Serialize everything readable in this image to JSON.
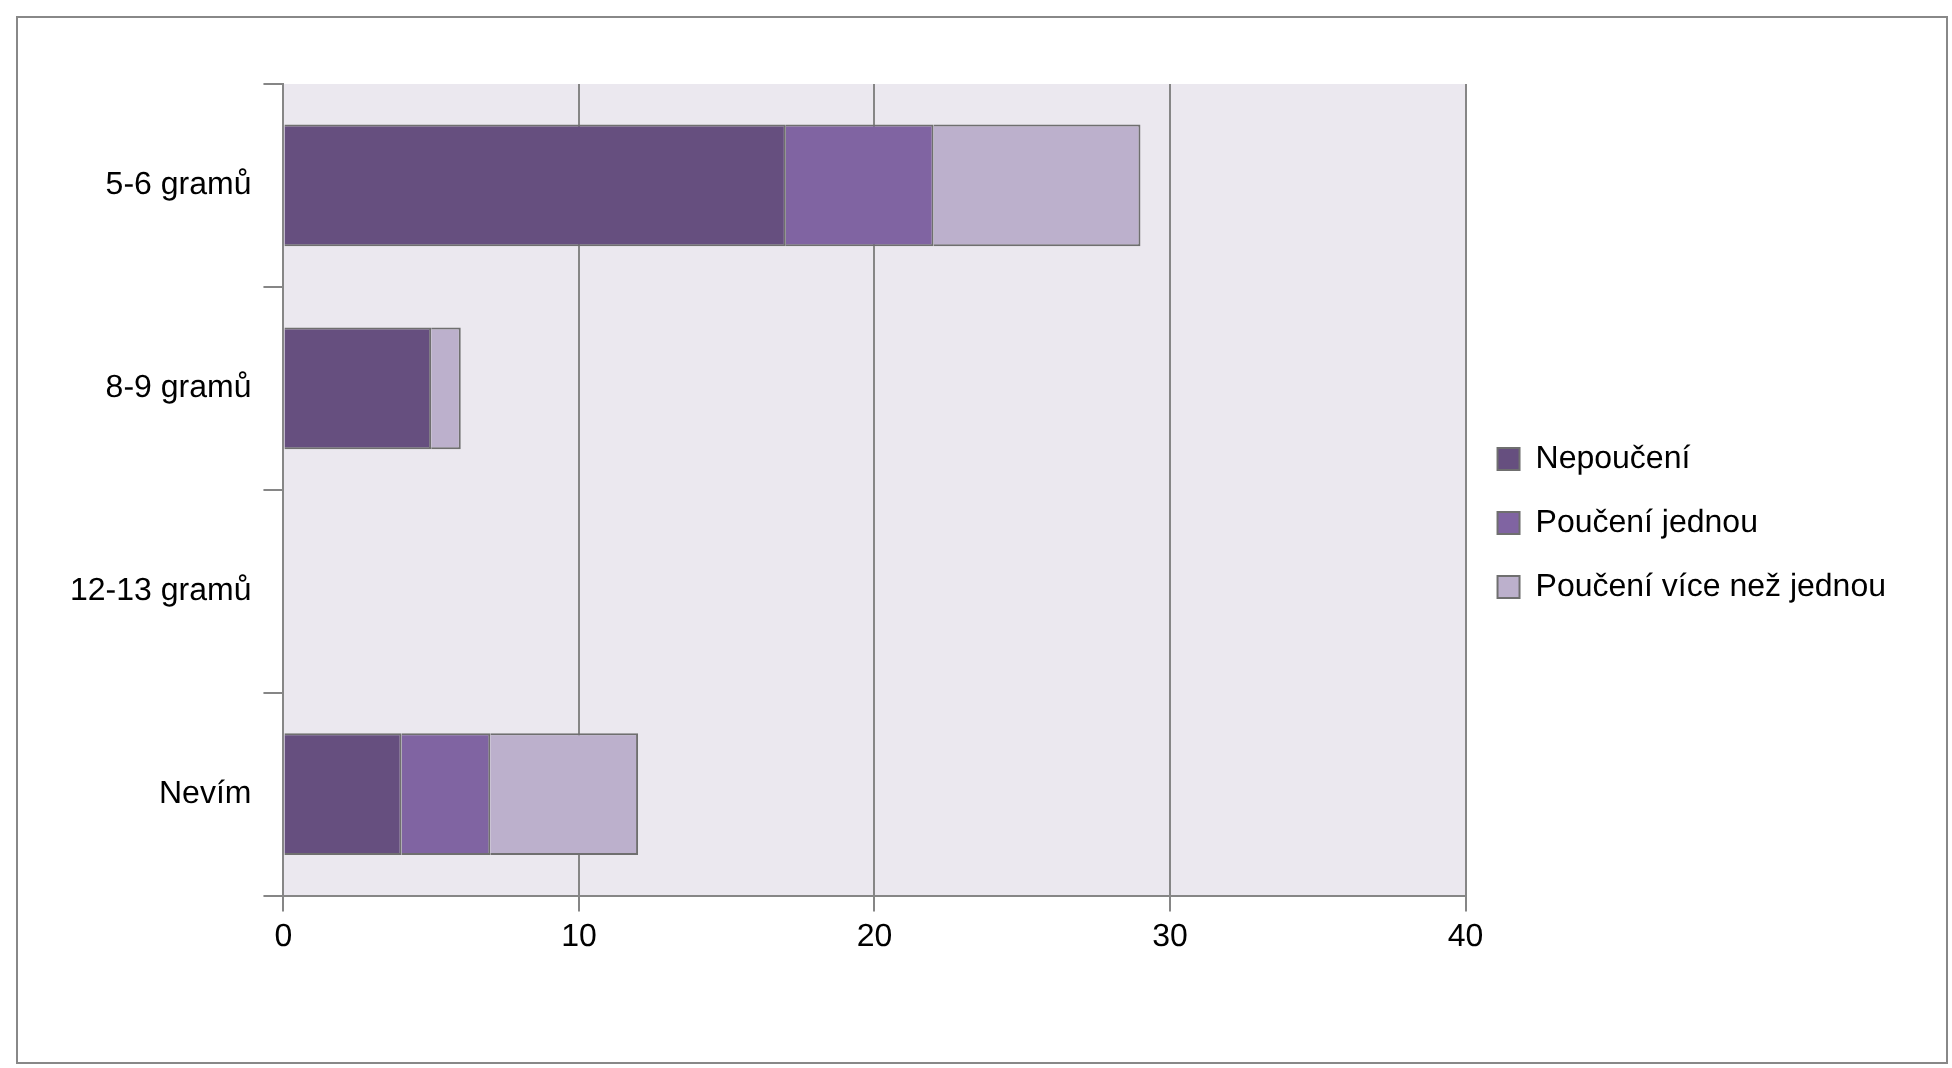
{
  "chart_data": {
    "type": "bar",
    "orientation": "horizontal",
    "stacked": true,
    "categories": [
      "5-6 gramů",
      "8-9 gramů",
      "12-13 gramů",
      "Nevím"
    ],
    "series": [
      {
        "name": "Nepoučení",
        "color": "#664f7f",
        "values": [
          17,
          5,
          0,
          4
        ]
      },
      {
        "name": "Poučení jednou",
        "color": "#8064a2",
        "values": [
          5,
          0,
          0,
          3
        ]
      },
      {
        "name": "Poučení více než jednou",
        "color": "#bcb0cc",
        "values": [
          7,
          1,
          0,
          5
        ]
      }
    ],
    "xlim": [
      0,
      40
    ],
    "xticks": [
      0,
      10,
      20,
      30,
      40
    ],
    "grid": "x",
    "legend": "right"
  }
}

::::::::

→ What the exercise asks:
Take the entries shown above and quote them verbatim, passing over the pictures.

→ Result:
Serialize everything readable in this image to JSON.
{
  "chart_data": {
    "type": "bar",
    "orientation": "horizontal",
    "stacked": true,
    "categories": [
      "5-6 gramů",
      "8-9 gramů",
      "12-13 gramů",
      "Nevím"
    ],
    "series": [
      {
        "name": "Nepoučení",
        "color": "#664f7f",
        "values": [
          17,
          5,
          0,
          4
        ]
      },
      {
        "name": "Poučení jednou",
        "color": "#8064a2",
        "values": [
          5,
          0,
          0,
          3
        ]
      },
      {
        "name": "Poučení více než jednou",
        "color": "#bcb0cc",
        "values": [
          7,
          1,
          0,
          5
        ]
      }
    ],
    "xlim": [
      0,
      40
    ],
    "xticks": [
      0,
      10,
      20,
      30,
      40
    ],
    "grid": "x",
    "legend": "right"
  }
}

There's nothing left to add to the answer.